Your goal. List every line in this data where the string "öffentlicher" occurs.

Input data.
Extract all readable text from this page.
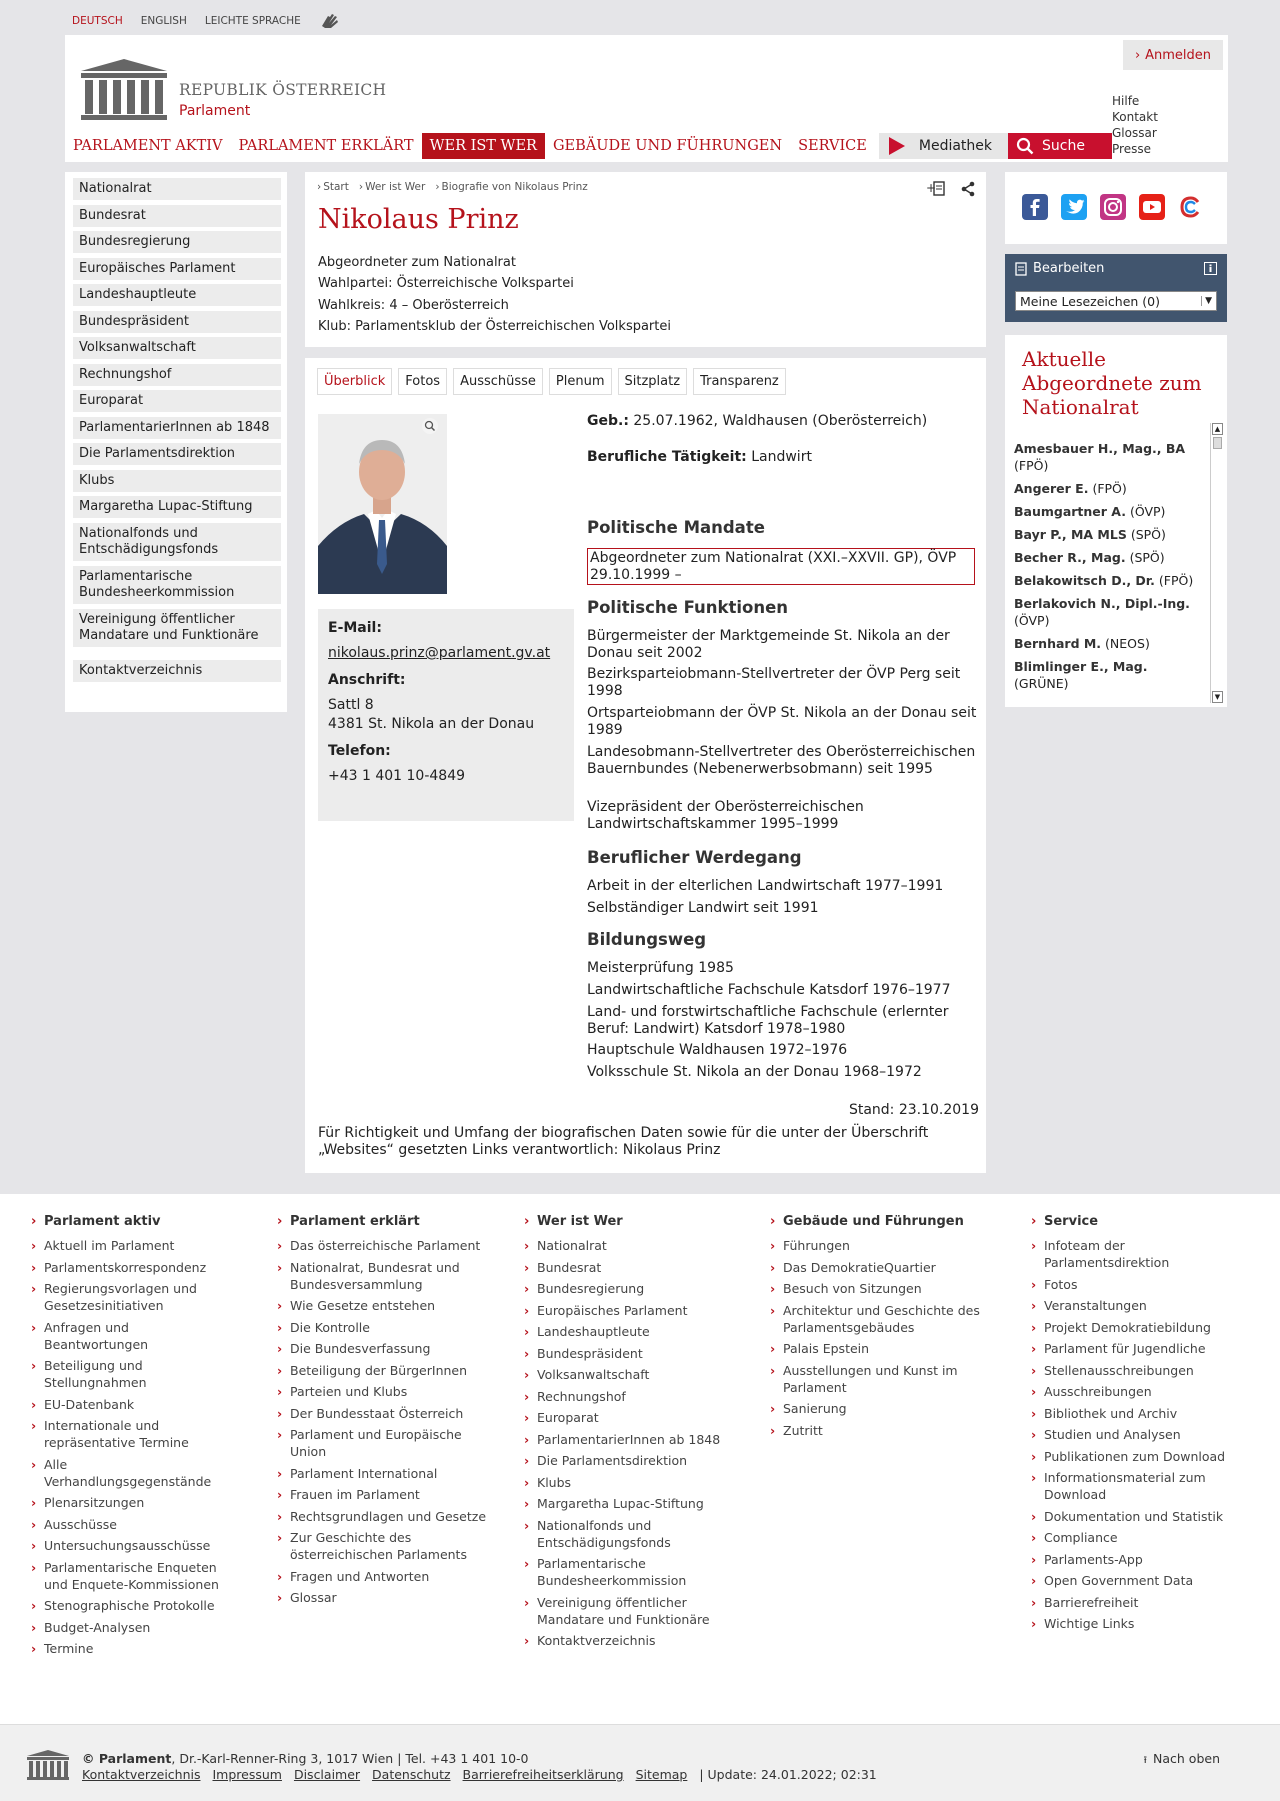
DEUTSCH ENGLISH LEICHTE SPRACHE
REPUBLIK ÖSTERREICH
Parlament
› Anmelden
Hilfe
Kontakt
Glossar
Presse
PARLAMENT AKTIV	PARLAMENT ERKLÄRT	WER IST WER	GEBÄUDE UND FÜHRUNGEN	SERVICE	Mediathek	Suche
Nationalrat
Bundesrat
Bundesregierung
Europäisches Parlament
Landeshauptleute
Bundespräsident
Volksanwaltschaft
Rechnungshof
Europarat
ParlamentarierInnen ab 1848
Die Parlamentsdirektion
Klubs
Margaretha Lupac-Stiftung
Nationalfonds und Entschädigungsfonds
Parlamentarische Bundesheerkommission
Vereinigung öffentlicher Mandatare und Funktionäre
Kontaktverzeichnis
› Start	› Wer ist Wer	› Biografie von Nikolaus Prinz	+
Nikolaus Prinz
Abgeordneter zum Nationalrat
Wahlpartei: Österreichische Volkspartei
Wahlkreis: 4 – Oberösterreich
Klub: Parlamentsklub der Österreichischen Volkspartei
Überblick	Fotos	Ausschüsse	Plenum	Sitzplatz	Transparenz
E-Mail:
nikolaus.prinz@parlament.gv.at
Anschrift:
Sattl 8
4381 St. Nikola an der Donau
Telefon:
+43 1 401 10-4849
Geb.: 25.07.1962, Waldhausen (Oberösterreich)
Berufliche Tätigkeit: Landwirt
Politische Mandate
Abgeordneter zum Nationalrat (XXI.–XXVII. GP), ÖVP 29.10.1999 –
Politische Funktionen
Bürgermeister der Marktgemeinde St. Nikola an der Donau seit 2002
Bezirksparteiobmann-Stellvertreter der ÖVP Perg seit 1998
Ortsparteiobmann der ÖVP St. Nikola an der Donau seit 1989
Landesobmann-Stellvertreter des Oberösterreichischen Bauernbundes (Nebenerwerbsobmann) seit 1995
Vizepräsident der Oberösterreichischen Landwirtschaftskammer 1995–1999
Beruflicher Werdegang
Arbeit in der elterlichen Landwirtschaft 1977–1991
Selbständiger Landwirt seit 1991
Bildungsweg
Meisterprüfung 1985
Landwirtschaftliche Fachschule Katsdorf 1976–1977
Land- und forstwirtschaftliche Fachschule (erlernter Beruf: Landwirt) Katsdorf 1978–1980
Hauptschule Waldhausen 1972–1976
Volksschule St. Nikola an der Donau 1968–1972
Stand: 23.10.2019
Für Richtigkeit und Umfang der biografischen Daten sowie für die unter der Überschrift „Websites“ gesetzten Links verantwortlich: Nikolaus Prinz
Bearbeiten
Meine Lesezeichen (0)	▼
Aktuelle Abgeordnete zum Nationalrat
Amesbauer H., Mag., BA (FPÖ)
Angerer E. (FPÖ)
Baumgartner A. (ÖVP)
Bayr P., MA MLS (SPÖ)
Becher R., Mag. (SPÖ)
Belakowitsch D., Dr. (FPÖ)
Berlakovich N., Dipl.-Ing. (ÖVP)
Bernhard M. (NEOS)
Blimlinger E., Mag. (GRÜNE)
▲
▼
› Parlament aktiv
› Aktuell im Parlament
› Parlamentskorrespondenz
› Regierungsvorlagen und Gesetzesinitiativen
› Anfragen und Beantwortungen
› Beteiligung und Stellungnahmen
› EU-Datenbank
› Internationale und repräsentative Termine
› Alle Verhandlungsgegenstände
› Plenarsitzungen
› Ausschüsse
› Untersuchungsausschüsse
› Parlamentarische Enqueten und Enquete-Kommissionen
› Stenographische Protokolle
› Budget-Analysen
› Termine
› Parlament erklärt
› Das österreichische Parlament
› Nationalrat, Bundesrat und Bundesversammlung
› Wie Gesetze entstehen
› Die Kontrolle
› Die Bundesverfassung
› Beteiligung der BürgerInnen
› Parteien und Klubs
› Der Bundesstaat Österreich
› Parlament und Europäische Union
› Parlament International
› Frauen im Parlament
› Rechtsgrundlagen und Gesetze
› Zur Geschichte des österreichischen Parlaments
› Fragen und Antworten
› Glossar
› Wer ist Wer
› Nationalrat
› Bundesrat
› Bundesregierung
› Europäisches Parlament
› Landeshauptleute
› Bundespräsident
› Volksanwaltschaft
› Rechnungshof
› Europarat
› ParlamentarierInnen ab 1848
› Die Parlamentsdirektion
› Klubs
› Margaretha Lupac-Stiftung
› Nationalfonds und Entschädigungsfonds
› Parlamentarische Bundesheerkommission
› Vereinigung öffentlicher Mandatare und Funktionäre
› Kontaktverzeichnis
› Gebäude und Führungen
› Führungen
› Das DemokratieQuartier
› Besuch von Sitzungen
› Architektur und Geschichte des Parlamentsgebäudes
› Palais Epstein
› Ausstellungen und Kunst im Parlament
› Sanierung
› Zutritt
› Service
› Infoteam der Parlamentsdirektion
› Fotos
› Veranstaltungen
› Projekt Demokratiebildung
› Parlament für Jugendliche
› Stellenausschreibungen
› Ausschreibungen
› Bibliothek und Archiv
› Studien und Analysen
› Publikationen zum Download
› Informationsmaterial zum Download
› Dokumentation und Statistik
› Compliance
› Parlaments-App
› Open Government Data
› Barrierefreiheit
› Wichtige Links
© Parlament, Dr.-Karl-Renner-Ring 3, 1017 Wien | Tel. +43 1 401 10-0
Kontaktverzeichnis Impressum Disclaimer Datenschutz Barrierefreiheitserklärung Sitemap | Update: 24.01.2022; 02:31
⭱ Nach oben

The solution.
Vereinigung öffentlicher Mandatare und Funktionäre
› Vereinigung öffentlicher Mandatare und Funktionäre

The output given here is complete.